Rows taken from a dataset:
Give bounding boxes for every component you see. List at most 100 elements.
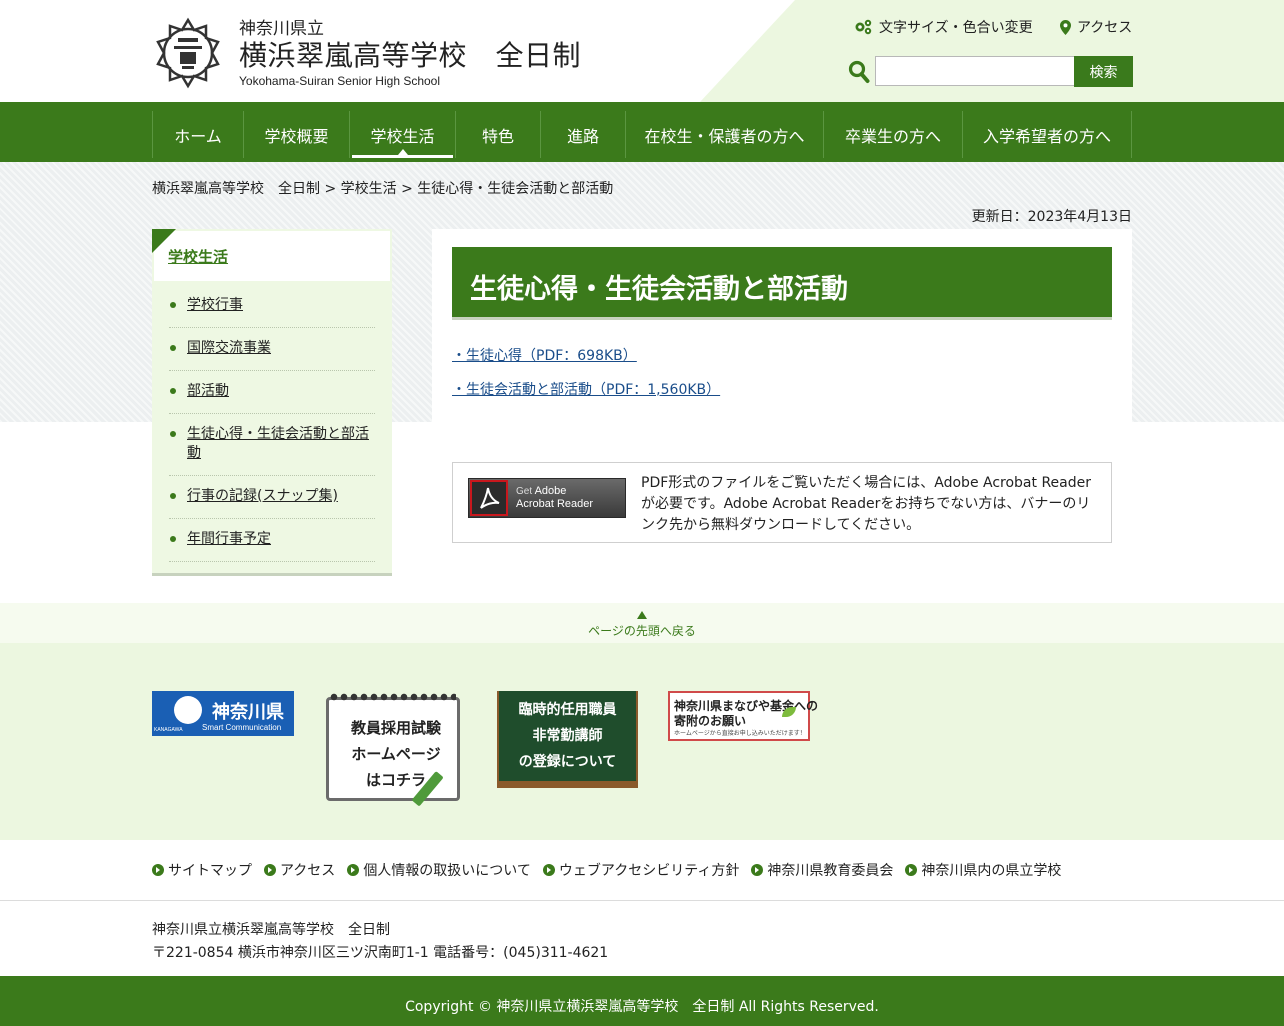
get-acrobat-reader-banner[interactable]: Get Adobe Acrobat Reader: [468, 478, 626, 518]
kanagawa-banner-small: KANAGAWA: [154, 727, 183, 733]
kanagawa-emblem-icon: [174, 696, 202, 724]
pdf-link-student-rules[interactable]: ・生徒心得（PDF：698KB）: [452, 345, 637, 365]
page-title: 生徒心得・生徒会活動と部活動: [470, 274, 848, 305]
notebook-paper: 教員採用試験 ホームページ はコチラ: [326, 697, 460, 801]
copyright-text: Copyright © 神奈川県立横浜翠嵐高等学校 全日制 All Rights…: [405, 999, 879, 1015]
arrow-circle-icon: [905, 864, 918, 876]
kanagawa-banner-name: 神奈川県: [212, 702, 284, 723]
acrobat-adobe-label: Adobe: [534, 485, 567, 497]
teacher-banner-line: 教員採用試験: [350, 719, 441, 737]
manabiya-fund-banner[interactable]: 神奈川県まなびや基金への 寄附のお願い ホームページから直接お申し込みいただけま…: [668, 691, 818, 741]
updated-date: 更新日：2023年4月13日: [971, 209, 1132, 225]
acrobat-banner-text: Get Adobe Acrobat Reader: [516, 485, 593, 510]
site-header: 神奈川県立 横浜翠嵐高等学校 全日制 Yokohama-Suiran Senio…: [0, 0, 1284, 102]
footer-link-accessibility[interactable]: ウェブアクセシビリティ方針: [542, 860, 740, 880]
school-name[interactable]: 横浜翠嵐高等学校 全日制: [239, 34, 581, 74]
school-name-english: Yokohama-Suiran Senior High School: [239, 74, 441, 88]
nav-item-graduates[interactable]: 卒業生の方へ: [824, 111, 963, 158]
sidebar-title-link[interactable]: 学校生活: [168, 246, 228, 267]
temporary-staff-banner[interactable]: 臨時的任用職員 非常勤講師 の登録について: [497, 691, 638, 788]
kanagawa-banner-sub: Smart Communication: [202, 723, 282, 732]
acrobat-notice-text: PDF形式のファイルをご覧いただく場合には、Adobe Acrobat Read…: [641, 475, 1092, 533]
page-top-link[interactable]: ページの先頭へ戻る: [0, 603, 1284, 643]
footer-school-name: 神奈川県立横浜翠嵐高等学校 全日制: [152, 922, 390, 938]
search-icon: [848, 60, 870, 83]
page-title-box: 生徒心得・生徒会活動と部活動: [452, 247, 1112, 320]
nav-item-students-parents[interactable]: 在校生・保護者の方へ: [626, 111, 824, 158]
sidebar-menu: 学校行事 国際交流事業 部活動 生徒心得・生徒会活動と部活動 行事の記録(スナッ…: [169, 285, 375, 562]
access-link[interactable]: アクセス: [1060, 17, 1132, 37]
breadcrumb[interactable]: 横浜翠嵐高等学校 全日制 > 学校生活 > 生徒心得・生徒会活動と部活動: [152, 178, 613, 198]
sidebar-item-club[interactable]: 部活動: [169, 371, 375, 414]
footer-links: サイトマップ アクセス 個人情報の取扱いについて ウェブアクセシビリティ方針 神…: [152, 860, 1061, 880]
acrobat-logo-icon: [470, 480, 508, 516]
main-content: 生徒心得・生徒会活動と部活動 ・生徒心得（PDF：698KB） ・生徒会活動と部…: [432, 229, 1132, 629]
text-size-label: 文字サイズ・色合い変更: [879, 20, 1033, 36]
nav-item-school-life[interactable]: 学校生活: [350, 111, 456, 158]
search-button[interactable]: 検索: [1074, 56, 1133, 87]
text-size-color-link[interactable]: 文字サイズ・色合い変更: [854, 17, 1033, 37]
footer-link-label: アクセス: [280, 863, 336, 879]
manabi-banner-line2: 寄附のお願い: [674, 714, 747, 728]
sidebar-item-annual-schedule[interactable]: 年間行事予定: [169, 519, 375, 562]
nav-item-features[interactable]: 特色: [456, 111, 541, 158]
teacher-banner-line: ホームページ: [351, 745, 441, 763]
arrow-circle-icon: [152, 864, 164, 876]
gear-icon: [855, 19, 872, 35]
nav-item-career[interactable]: 進路: [541, 111, 626, 158]
acrobat-reader-notice: Get Adobe Acrobat Reader PDF形式のファイルをご覧いた…: [452, 462, 1112, 543]
temp-banner-line: 臨時的任用職員: [518, 702, 617, 718]
global-nav: ホーム 学校概要 学校生活 特色 進路 在校生・保護者の方へ 卒業生の方へ 入学…: [0, 102, 1284, 162]
pdf-link-student-council-clubs[interactable]: ・生徒会活動と部活動（PDF：1,560KB）: [452, 379, 720, 399]
sidebar: 学校生活 学校行事 国際交流事業 部活動 生徒心得・生徒会活動と部活動 行事の記…: [152, 229, 392, 576]
up-arrow-icon: [637, 611, 647, 619]
sidebar-item-events[interactable]: 学校行事: [169, 285, 375, 328]
footer-link-label: 神奈川県内の県立学校: [921, 863, 1062, 879]
page-top-label: ページの先頭へ戻る: [588, 624, 696, 638]
footer-link-label: 神奈川県教育委員会: [767, 863, 894, 879]
nav-item-home[interactable]: ホーム: [153, 111, 244, 158]
arrow-circle-icon: [347, 864, 360, 876]
sidebar-item-label: 国際交流事業: [187, 340, 271, 356]
footer-address: 〒221-0854 横浜市神奈川区三ツ沢南町1-1 電話番号：(045)311-…: [152, 945, 609, 961]
copyright-bar: Copyright © 神奈川県立横浜翠嵐高等学校 全日制 All Rights…: [0, 976, 1284, 1026]
footer-link-prefectural-schools[interactable]: 神奈川県内の県立学校: [905, 860, 1061, 880]
footer-link-label: 個人情報の取扱いについて: [363, 863, 531, 879]
blackboard: 臨時的任用職員 非常勤講師 の登録について: [499, 691, 636, 781]
acrobat-get-label: Get: [516, 486, 533, 497]
sidebar-item-snapshots[interactable]: 行事の記録(スナップ集): [169, 476, 375, 519]
sidebar-item-international[interactable]: 国際交流事業: [169, 328, 375, 371]
banner-area: 神奈川県 Smart Communication KANAGAWA 教員採用試験…: [0, 643, 1284, 840]
sidebar-item-label: 生徒心得・生徒会活動と部活動: [187, 426, 369, 461]
footer-link-board-of-education[interactable]: 神奈川県教育委員会: [751, 860, 893, 880]
footer-link-label: ウェブアクセシビリティ方針: [558, 863, 740, 879]
nav-item-about[interactable]: 学校概要: [244, 111, 350, 158]
footer-link-label: サイトマップ: [168, 863, 252, 879]
school-emblem-logo[interactable]: [152, 16, 224, 90]
temp-banner-line: 非常勤講師: [532, 728, 603, 744]
footer-link-sitemap[interactable]: サイトマップ: [152, 860, 252, 880]
sidebar-item-label: 学校行事: [187, 297, 243, 313]
arrow-circle-icon: [751, 864, 764, 876]
global-nav-list: ホーム 学校概要 学校生活 特色 進路 在校生・保護者の方へ 卒業生の方へ 入学…: [152, 111, 1132, 158]
teacher-exam-banner[interactable]: 教員採用試験 ホームページ はコチラ: [324, 691, 466, 807]
sidebar-item-student-rules[interactable]: 生徒心得・生徒会活動と部活動: [169, 414, 375, 476]
teacher-banner-line: はコチラ: [365, 771, 426, 789]
arrow-circle-icon: [542, 864, 555, 876]
temp-banner-line: の登録について: [518, 754, 617, 770]
nav-item-applicants[interactable]: 入学希望者の方へ: [963, 111, 1132, 158]
search-input[interactable]: [875, 56, 1075, 86]
footer-link-privacy[interactable]: 個人情報の取扱いについて: [347, 860, 531, 880]
notebook-rings: [330, 691, 456, 703]
footer-divider: [0, 900, 1284, 901]
map-pin-icon: [1060, 19, 1071, 35]
access-label: アクセス: [1077, 20, 1133, 36]
kanagawa-prefecture-banner[interactable]: 神奈川県 Smart Communication KANAGAWA: [152, 691, 294, 736]
arrow-circle-icon: [264, 864, 276, 876]
manabi-banner-line3: ホームページから直接お申し込みいただけます！: [674, 730, 806, 737]
sidebar-item-label: 行事の記録(スナップ集): [187, 488, 338, 504]
footer-link-access[interactable]: アクセス: [264, 860, 335, 880]
sidebar-item-label: 部活動: [187, 383, 229, 399]
acrobat-product-label: Acrobat Reader: [516, 498, 594, 510]
sidebar-item-label: 年間行事予定: [187, 531, 271, 547]
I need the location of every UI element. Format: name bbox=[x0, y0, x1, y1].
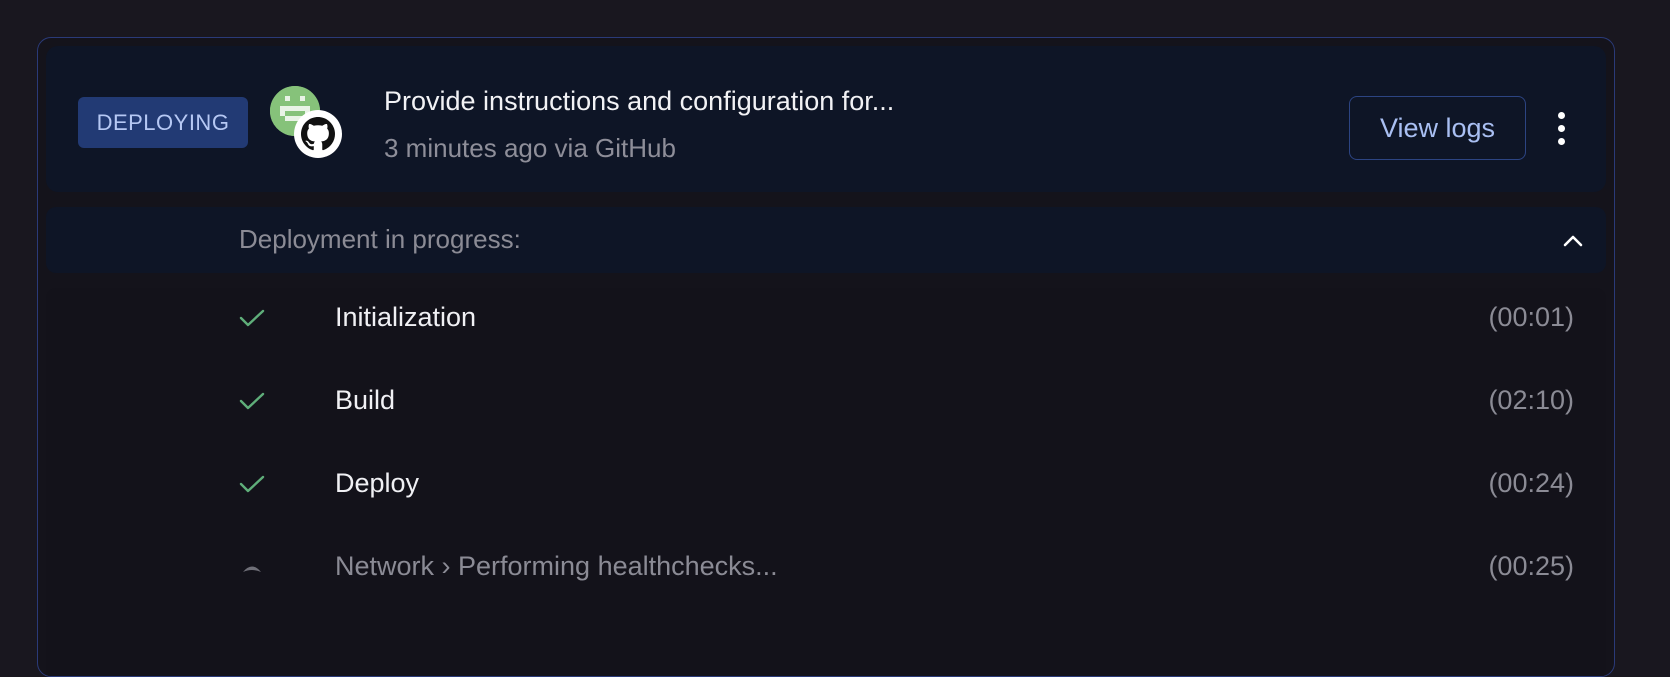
chevron-up-icon[interactable] bbox=[1561, 229, 1585, 253]
step-duration: (00:25) bbox=[1488, 551, 1574, 581]
status-badge: DEPLOYING bbox=[78, 97, 248, 148]
kebab-menu-icon[interactable] bbox=[1546, 102, 1576, 154]
check-icon bbox=[239, 309, 265, 327]
step-row: Build (02:10) bbox=[46, 371, 1606, 431]
step-label: Build bbox=[335, 385, 396, 415]
spinner-icon bbox=[243, 566, 261, 572]
progress-toggle[interactable]: Deployment in progress: bbox=[46, 207, 1606, 273]
step-row: Initialization (00:01) bbox=[46, 288, 1606, 348]
step-label: Deploy bbox=[335, 468, 420, 498]
avatar-group bbox=[270, 86, 342, 158]
check-icon bbox=[239, 475, 265, 493]
view-logs-button[interactable]: View logs bbox=[1349, 96, 1526, 160]
deployment-title[interactable]: Provide instructions and configuration f… bbox=[384, 86, 894, 117]
step-label: Initialization bbox=[335, 302, 477, 332]
progress-label: Deployment in progress: bbox=[239, 224, 521, 254]
step-duration: (02:10) bbox=[1488, 385, 1574, 415]
deployment-card: DEPLOYING Provide instructions and confi… bbox=[37, 37, 1615, 677]
step-label: Network › Performing healthchecks... bbox=[335, 551, 778, 581]
check-icon bbox=[239, 392, 265, 410]
step-row: Network › Performing healthchecks... (00… bbox=[46, 537, 1606, 597]
deployment-steps-list: Initialization (00:01) Build (02:10) Dep… bbox=[46, 288, 1606, 676]
step-row: Deploy (00:24) bbox=[46, 454, 1606, 514]
deployment-header: DEPLOYING Provide instructions and confi… bbox=[46, 46, 1606, 192]
step-duration: (00:01) bbox=[1488, 302, 1574, 332]
deployment-meta: 3 minutes ago via GitHub bbox=[384, 133, 676, 163]
step-duration: (00:24) bbox=[1488, 468, 1574, 498]
github-icon bbox=[294, 110, 342, 158]
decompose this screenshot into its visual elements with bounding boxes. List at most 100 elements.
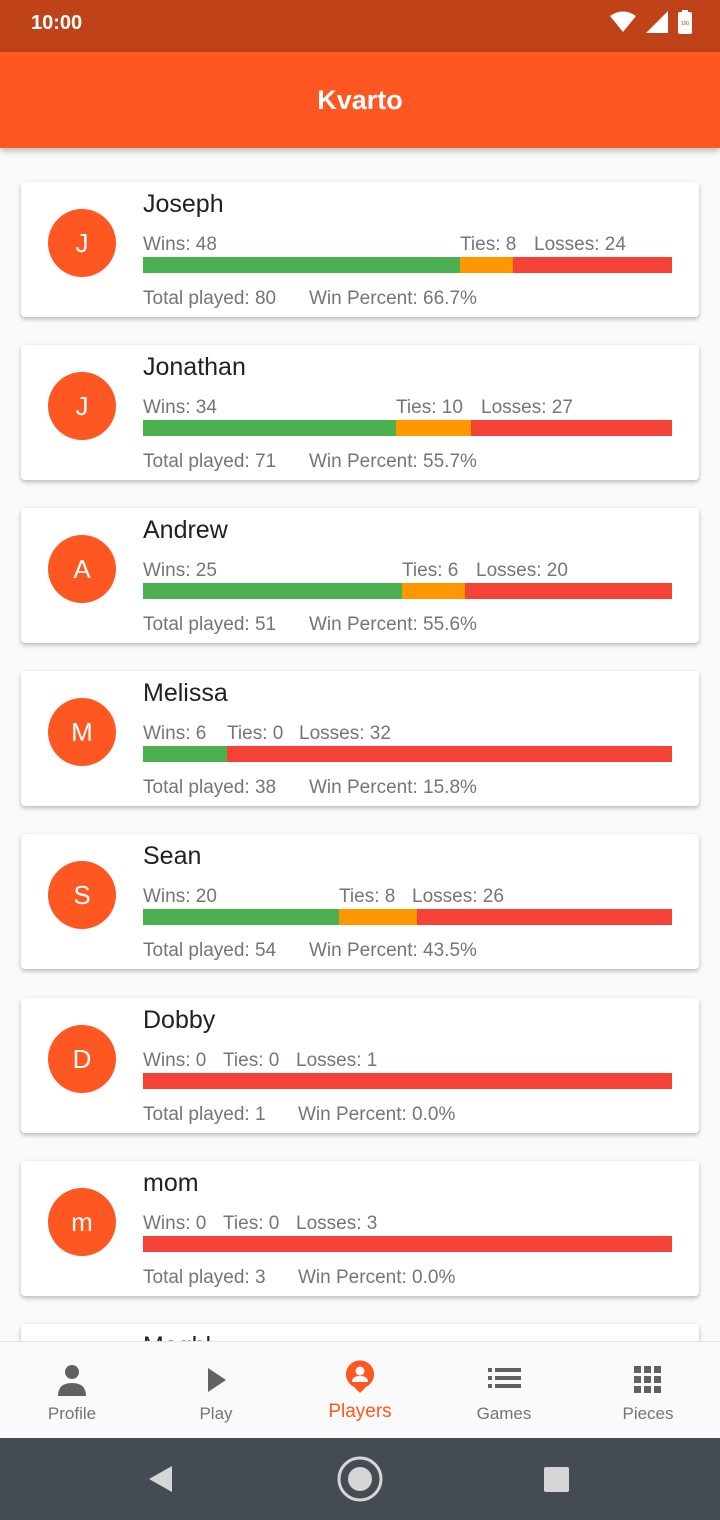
ties-segment <box>396 420 471 436</box>
player-name: mom <box>143 1169 199 1197</box>
back-icon[interactable] <box>146 1464 174 1494</box>
player-name: Meghl <box>143 1332 211 1341</box>
record-bar <box>143 746 672 762</box>
player-name: Andrew <box>143 516 228 544</box>
player-name: Melissa <box>143 679 228 707</box>
losses-label: Losses: 32 <box>299 723 391 744</box>
nav-label: Games <box>476 1404 532 1423</box>
player-card[interactable]: S Sean Wins: 20 Ties: 8 Losses: 26 Total… <box>21 834 699 969</box>
total-played: Total played: 3 <box>143 1267 266 1288</box>
wins-segment <box>143 583 403 599</box>
avatar: S <box>48 861 116 929</box>
total-played: Total played: 54 <box>143 940 277 961</box>
play-icon <box>208 1368 226 1392</box>
wins-label: Wins: 0 <box>143 1050 207 1071</box>
nav-games[interactable]: Games <box>432 1342 576 1439</box>
nav-label: Play <box>199 1404 233 1423</box>
wins-segment <box>143 909 339 925</box>
record-bar <box>143 420 672 436</box>
wins-label: Wins: 0 <box>143 1213 207 1234</box>
ties-segment <box>460 257 514 273</box>
list-icon <box>488 1368 521 1388</box>
losses-segment <box>226 746 672 762</box>
player-card[interactable]: A Andrew Wins: 25 Ties: 6 Losses: 20 Tot… <box>21 508 699 643</box>
ties-label: Ties: 8 <box>339 886 396 907</box>
status-time: 10:00 <box>31 12 83 34</box>
nav-play[interactable]: Play <box>144 1342 288 1439</box>
losses-label: Losses: 3 <box>296 1213 378 1234</box>
losses-segment <box>143 1073 672 1089</box>
wifi-icon <box>610 11 636 32</box>
total-played: Total played: 38 <box>143 777 277 798</box>
player-card[interactable]: D Dobby Wins: 0 Ties: 0 Losses: 1 Total … <box>21 998 699 1133</box>
player-card[interactable]: J Jonathan Wins: 34 Ties: 10 Losses: 27 … <box>21 345 699 480</box>
record-bar <box>143 583 672 599</box>
svg-text:100: 100 <box>681 21 690 27</box>
nav-label: Profile <box>47 1404 97 1423</box>
recents-icon[interactable] <box>543 1466 570 1493</box>
record-bar <box>143 909 672 925</box>
avatar: m <box>48 1188 116 1256</box>
avatar: D <box>48 1025 116 1093</box>
ties-label: Ties: 0 <box>223 1050 280 1071</box>
system-navigation-bar <box>0 1438 720 1520</box>
players-list[interactable]: J Joseph Wins: 48 Ties: 8 Losses: 24 Tot… <box>0 148 720 1341</box>
ties-label: Ties: 0 <box>227 723 284 744</box>
ties-label: Ties: 0 <box>223 1213 280 1234</box>
win-percent: Win Percent: 15.8% <box>309 777 477 798</box>
wins-segment <box>143 257 461 273</box>
ties-segment <box>402 583 465 599</box>
battery-icon: 100 <box>678 10 692 34</box>
record-bar <box>143 1236 672 1252</box>
ties-segment <box>338 909 418 925</box>
nav-label: Players <box>328 1401 392 1422</box>
player-name: Joseph <box>143 190 224 218</box>
win-percent: Win Percent: 43.5% <box>309 940 477 961</box>
app-title: Kvarto <box>317 85 403 115</box>
ties-label: Ties: 8 <box>460 234 517 255</box>
losses-label: Losses: 27 <box>481 397 573 418</box>
losses-label: Losses: 20 <box>476 560 568 581</box>
bottom-navigation: Profile Play Players Games Pieces <box>0 1341 720 1438</box>
wins-label: Wins: 25 <box>143 560 217 581</box>
player-card[interactable]: Meghl <box>21 1324 699 1341</box>
losses-segment <box>464 583 672 599</box>
nav-label: Pieces <box>622 1404 674 1423</box>
status-bar: 10:00 100 <box>0 0 720 52</box>
nav-profile[interactable]: Profile <box>0 1342 144 1439</box>
nav-pieces[interactable]: Pieces <box>576 1342 720 1439</box>
ties-label: Ties: 10 <box>396 397 463 418</box>
total-played: Total played: 1 <box>143 1104 266 1125</box>
win-percent: Win Percent: 55.6% <box>309 614 477 635</box>
wins-label: Wins: 6 <box>143 723 207 744</box>
home-icon[interactable] <box>335 1454 385 1504</box>
wins-label: Wins: 34 <box>143 397 217 418</box>
ties-label: Ties: 6 <box>402 560 459 581</box>
losses-segment <box>143 1236 672 1252</box>
person-icon <box>58 1365 86 1396</box>
avatar: J <box>48 372 116 440</box>
player-card[interactable]: J Joseph Wins: 48 Ties: 8 Losses: 24 Tot… <box>21 182 699 317</box>
losses-label: Losses: 1 <box>296 1050 378 1071</box>
player-name: Sean <box>143 842 202 870</box>
record-bar <box>143 1073 672 1089</box>
wins-segment <box>143 420 397 436</box>
win-percent: Win Percent: 66.7% <box>309 288 477 309</box>
avatar: A <box>48 535 116 603</box>
losses-segment <box>470 420 672 436</box>
record-bar <box>143 257 672 273</box>
losses-label: Losses: 24 <box>534 234 626 255</box>
players-icon <box>346 1360 374 1393</box>
nav-players[interactable]: Players <box>288 1342 432 1439</box>
win-percent: Win Percent: 0.0% <box>298 1267 456 1288</box>
avatar: M <box>48 698 116 766</box>
avatar: J <box>48 209 116 277</box>
total-played: Total played: 71 <box>143 451 277 472</box>
signal-icon <box>646 11 668 33</box>
player-card[interactable]: m mom Wins: 0 Ties: 0 Losses: 3 Total pl… <box>21 1161 699 1296</box>
losses-segment <box>513 257 672 273</box>
losses-label: Losses: 26 <box>412 886 504 907</box>
total-played: Total played: 80 <box>143 288 277 309</box>
wins-label: Wins: 20 <box>143 886 217 907</box>
player-card[interactable]: M Melissa Wins: 6 Ties: 0 Losses: 32 Tot… <box>21 671 699 806</box>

Task instructions: Reproduce verbatim the lines above, beginning with the line that contains "get-acrobat-reader-banner[interactable]: Get Adobe" and continuing through the line that contains "page-title-box: 生徒心得・生徒会活動と部活動: [452, 247, 1112, 320]", both included.

Written solution:
get-acrobat-reader-banner[interactable]: Get Adobe Acrobat Reader: [468, 478, 626, 518]
kanagawa-banner-small: KANAGAWA: [154, 727, 183, 733]
kanagawa-emblem-icon: [174, 696, 202, 724]
pdf-link-student-rules[interactable]: ・生徒心得（PDF：698KB）: [452, 345, 637, 365]
page-title: 生徒心得・生徒会活動と部活動: [470, 274, 848, 305]
notebook-paper: 教員採用試験 ホームページ はコチラ: [326, 697, 460, 801]
copyright-text: Copyright © 神奈川県立横浜翠嵐高等学校 全日制 All Rights…: [405, 999, 879, 1015]
arrow-circle-icon: [905, 864, 918, 876]
kanagawa-banner-name: 神奈川県: [212, 702, 284, 723]
acrobat-adobe-label: Adobe: [534, 485, 567, 497]
teacher-banner-line: 教員採用試験: [350, 719, 441, 737]
manabiya-fund-banner[interactable]: 神奈川県まなびや基金への 寄附のお願い ホームページから直接お申し込みいただけま…: [668, 691, 818, 741]
updated-date: 更新日：2023年4月13日: [971, 209, 1132, 225]
acrobat-banner-text: Get Adobe Acrobat Reader: [516, 485, 593, 510]
site-header: 神奈川県立 横浜翠嵐高等学校 全日制 Yokohama-Suiran Senio…: [0, 0, 1284, 102]
footer-link-accessibility[interactable]: ウェブアクセシビリティ方針: [542, 860, 740, 880]
school-name[interactable]: 横浜翠嵐高等学校 全日制: [239, 34, 581, 74]
school-name-english: Yokohama-Suiran Senior High School: [239, 74, 441, 88]
nav-item-graduates[interactable]: 卒業生の方へ: [824, 111, 963, 158]
sidebar-title-link[interactable]: 学校生活: [168, 246, 228, 267]
temporary-staff-banner[interactable]: 臨時的任用職員 非常勤講師 の登録について: [497, 691, 638, 788]
kanagawa-banner-sub: Smart Communication: [202, 723, 282, 732]
acrobat-notice-text: PDF形式のファイルをご覧いただく場合には、Adobe Acrobat Read…: [641, 475, 1092, 533]
page-top-link[interactable]: ページの先頭へ戻る: [0, 603, 1284, 643]
footer-school-name: 神奈川県立横浜翠嵐高等学校 全日制: [152, 922, 390, 938]
search-icon: [848, 60, 870, 83]
page-title-box: 生徒心得・生徒会活動と部活動: [452, 247, 1112, 320]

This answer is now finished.